* start EXTRACTED INFORMATION *

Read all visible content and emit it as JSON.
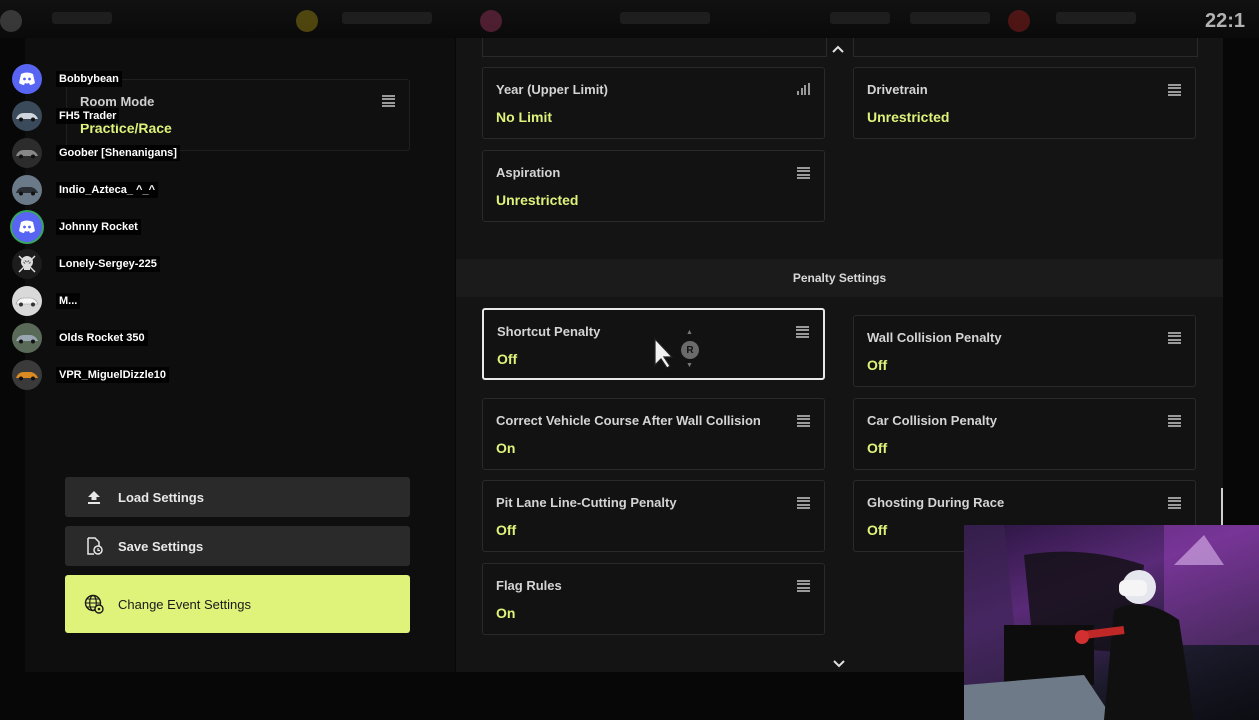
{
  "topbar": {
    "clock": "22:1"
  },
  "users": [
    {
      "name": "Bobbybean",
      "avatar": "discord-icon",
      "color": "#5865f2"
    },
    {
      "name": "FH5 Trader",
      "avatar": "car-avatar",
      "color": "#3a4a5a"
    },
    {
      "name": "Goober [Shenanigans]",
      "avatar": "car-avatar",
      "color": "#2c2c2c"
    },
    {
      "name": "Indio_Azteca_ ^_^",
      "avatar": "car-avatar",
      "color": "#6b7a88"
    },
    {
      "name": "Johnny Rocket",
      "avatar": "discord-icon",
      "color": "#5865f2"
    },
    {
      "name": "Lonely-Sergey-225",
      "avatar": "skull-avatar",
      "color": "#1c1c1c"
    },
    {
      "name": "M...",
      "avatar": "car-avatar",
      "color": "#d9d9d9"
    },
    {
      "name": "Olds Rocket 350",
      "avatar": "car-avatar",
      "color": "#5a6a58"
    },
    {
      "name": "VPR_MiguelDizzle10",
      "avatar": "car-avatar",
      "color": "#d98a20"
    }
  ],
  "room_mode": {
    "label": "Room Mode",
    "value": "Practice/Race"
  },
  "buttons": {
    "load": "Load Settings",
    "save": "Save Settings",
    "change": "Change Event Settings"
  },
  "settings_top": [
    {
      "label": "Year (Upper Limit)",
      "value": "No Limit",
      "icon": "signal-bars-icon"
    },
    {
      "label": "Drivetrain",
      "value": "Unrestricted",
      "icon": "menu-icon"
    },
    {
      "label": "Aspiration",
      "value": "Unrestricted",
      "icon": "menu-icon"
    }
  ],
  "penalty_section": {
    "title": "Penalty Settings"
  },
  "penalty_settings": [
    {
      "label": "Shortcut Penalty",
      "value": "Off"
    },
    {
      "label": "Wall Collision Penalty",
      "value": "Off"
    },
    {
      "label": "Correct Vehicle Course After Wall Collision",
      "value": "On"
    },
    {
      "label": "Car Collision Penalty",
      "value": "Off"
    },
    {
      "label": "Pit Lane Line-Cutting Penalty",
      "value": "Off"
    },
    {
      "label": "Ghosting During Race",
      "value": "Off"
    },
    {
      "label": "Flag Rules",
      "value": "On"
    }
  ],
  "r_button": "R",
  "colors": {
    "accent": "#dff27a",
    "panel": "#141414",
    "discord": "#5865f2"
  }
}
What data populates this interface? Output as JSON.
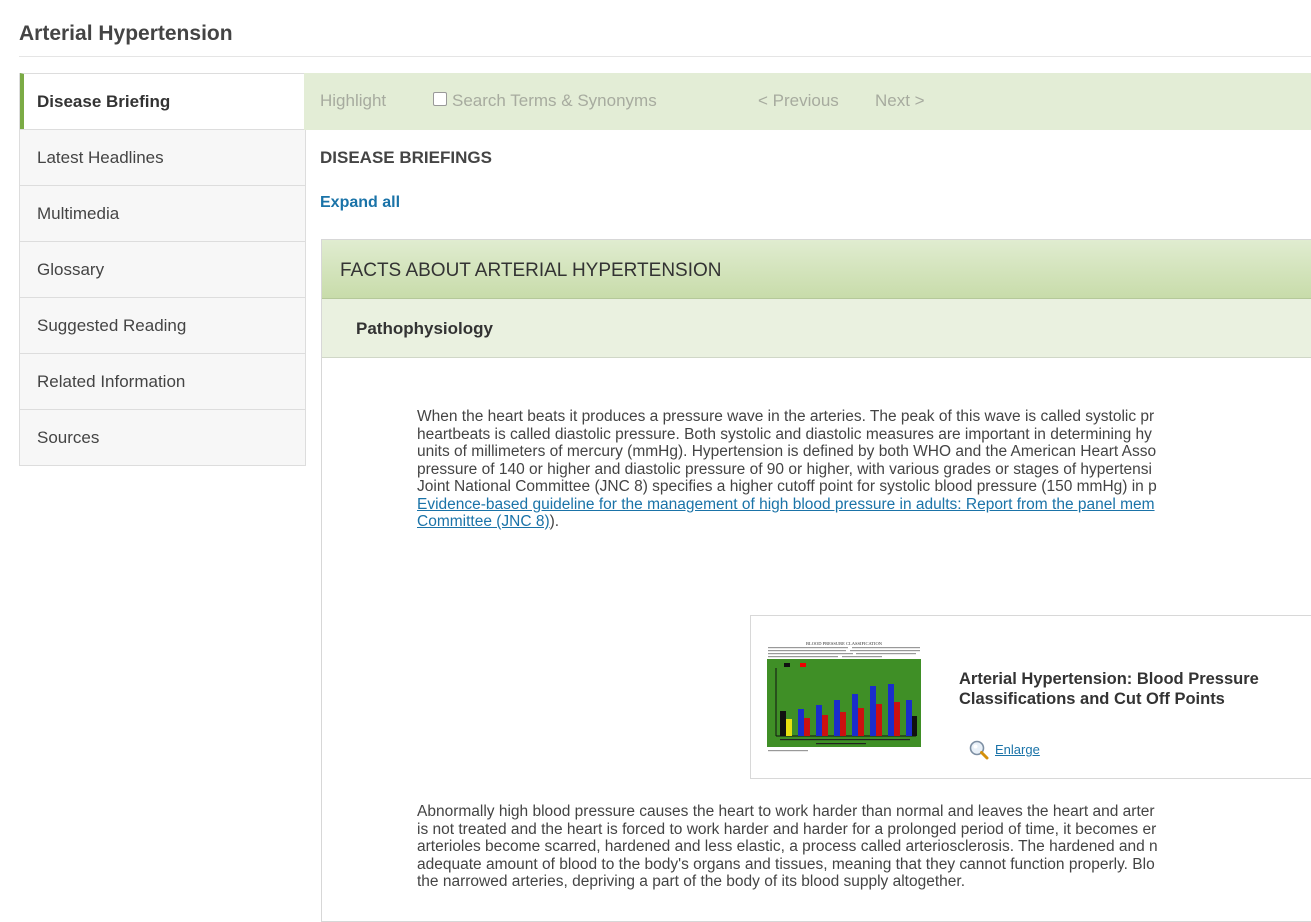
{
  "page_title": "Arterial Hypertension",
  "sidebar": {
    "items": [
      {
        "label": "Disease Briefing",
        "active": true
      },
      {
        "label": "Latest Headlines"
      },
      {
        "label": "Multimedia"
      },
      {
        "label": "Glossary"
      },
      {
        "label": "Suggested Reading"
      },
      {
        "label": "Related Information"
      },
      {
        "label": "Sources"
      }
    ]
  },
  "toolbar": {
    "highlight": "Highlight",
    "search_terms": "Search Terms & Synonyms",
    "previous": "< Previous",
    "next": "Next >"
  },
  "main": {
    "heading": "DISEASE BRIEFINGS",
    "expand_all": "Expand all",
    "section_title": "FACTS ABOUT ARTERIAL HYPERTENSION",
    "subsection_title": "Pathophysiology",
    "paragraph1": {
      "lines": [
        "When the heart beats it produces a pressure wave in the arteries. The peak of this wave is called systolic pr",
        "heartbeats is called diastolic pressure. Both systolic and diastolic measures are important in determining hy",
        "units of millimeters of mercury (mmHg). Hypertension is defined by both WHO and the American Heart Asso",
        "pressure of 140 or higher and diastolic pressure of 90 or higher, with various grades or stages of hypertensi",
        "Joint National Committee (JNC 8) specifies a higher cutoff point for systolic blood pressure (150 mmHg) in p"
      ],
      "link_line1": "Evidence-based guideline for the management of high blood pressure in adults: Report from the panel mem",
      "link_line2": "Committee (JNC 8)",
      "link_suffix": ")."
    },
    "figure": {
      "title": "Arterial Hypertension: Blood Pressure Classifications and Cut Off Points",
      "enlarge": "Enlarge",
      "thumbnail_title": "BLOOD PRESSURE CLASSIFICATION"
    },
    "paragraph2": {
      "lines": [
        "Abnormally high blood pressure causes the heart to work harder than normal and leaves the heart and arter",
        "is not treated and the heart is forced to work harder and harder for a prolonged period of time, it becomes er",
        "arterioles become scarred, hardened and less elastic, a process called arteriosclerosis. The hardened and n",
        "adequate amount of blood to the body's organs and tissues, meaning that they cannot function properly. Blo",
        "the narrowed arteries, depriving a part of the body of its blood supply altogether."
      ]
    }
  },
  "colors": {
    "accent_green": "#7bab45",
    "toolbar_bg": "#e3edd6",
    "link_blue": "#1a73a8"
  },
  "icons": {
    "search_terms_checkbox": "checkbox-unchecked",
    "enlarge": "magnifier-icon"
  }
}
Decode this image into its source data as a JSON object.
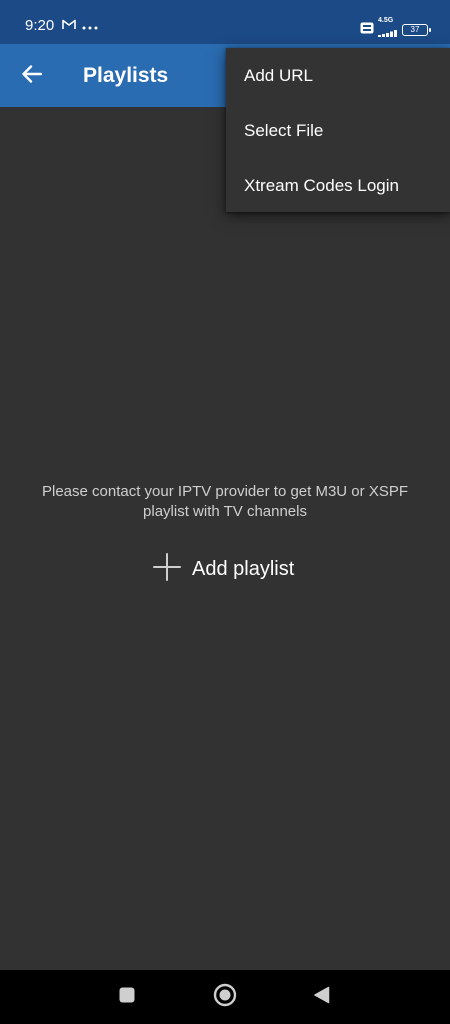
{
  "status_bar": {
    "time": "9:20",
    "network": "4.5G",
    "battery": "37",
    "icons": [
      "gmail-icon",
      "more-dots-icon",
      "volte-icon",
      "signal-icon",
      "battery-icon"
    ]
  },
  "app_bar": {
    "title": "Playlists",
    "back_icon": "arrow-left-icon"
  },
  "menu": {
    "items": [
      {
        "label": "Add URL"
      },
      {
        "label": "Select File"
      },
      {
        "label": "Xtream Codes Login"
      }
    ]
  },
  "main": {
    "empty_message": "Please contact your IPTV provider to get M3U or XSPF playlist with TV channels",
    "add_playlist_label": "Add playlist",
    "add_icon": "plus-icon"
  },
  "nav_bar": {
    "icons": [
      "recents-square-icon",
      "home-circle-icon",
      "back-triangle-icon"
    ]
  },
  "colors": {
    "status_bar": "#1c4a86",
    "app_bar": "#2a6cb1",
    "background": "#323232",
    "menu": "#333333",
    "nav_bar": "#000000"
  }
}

* end EXTRACTED INFORMATION *

> [WHAT THIS TASK INVOLVES]: Beginning at the line with "Decode this image", reproduce each line exactly through the last line of the records above, with pictures left out.

> [SOLUTION FOR THIS PROBLEM]:
Decode this image into its source data as a JSON object.
{
  "status_bar": {
    "time": "9:20",
    "network": "4.5G",
    "battery": "37",
    "icons": [
      "gmail-icon",
      "more-dots-icon",
      "volte-icon",
      "signal-icon",
      "battery-icon"
    ]
  },
  "app_bar": {
    "title": "Playlists",
    "back_icon": "arrow-left-icon"
  },
  "menu": {
    "items": [
      {
        "label": "Add URL"
      },
      {
        "label": "Select File"
      },
      {
        "label": "Xtream Codes Login"
      }
    ]
  },
  "main": {
    "empty_message": "Please contact your IPTV provider to get M3U or XSPF playlist with TV channels",
    "add_playlist_label": "Add playlist",
    "add_icon": "plus-icon"
  },
  "nav_bar": {
    "icons": [
      "recents-square-icon",
      "home-circle-icon",
      "back-triangle-icon"
    ]
  },
  "colors": {
    "status_bar": "#1c4a86",
    "app_bar": "#2a6cb1",
    "background": "#323232",
    "menu": "#333333",
    "nav_bar": "#000000"
  }
}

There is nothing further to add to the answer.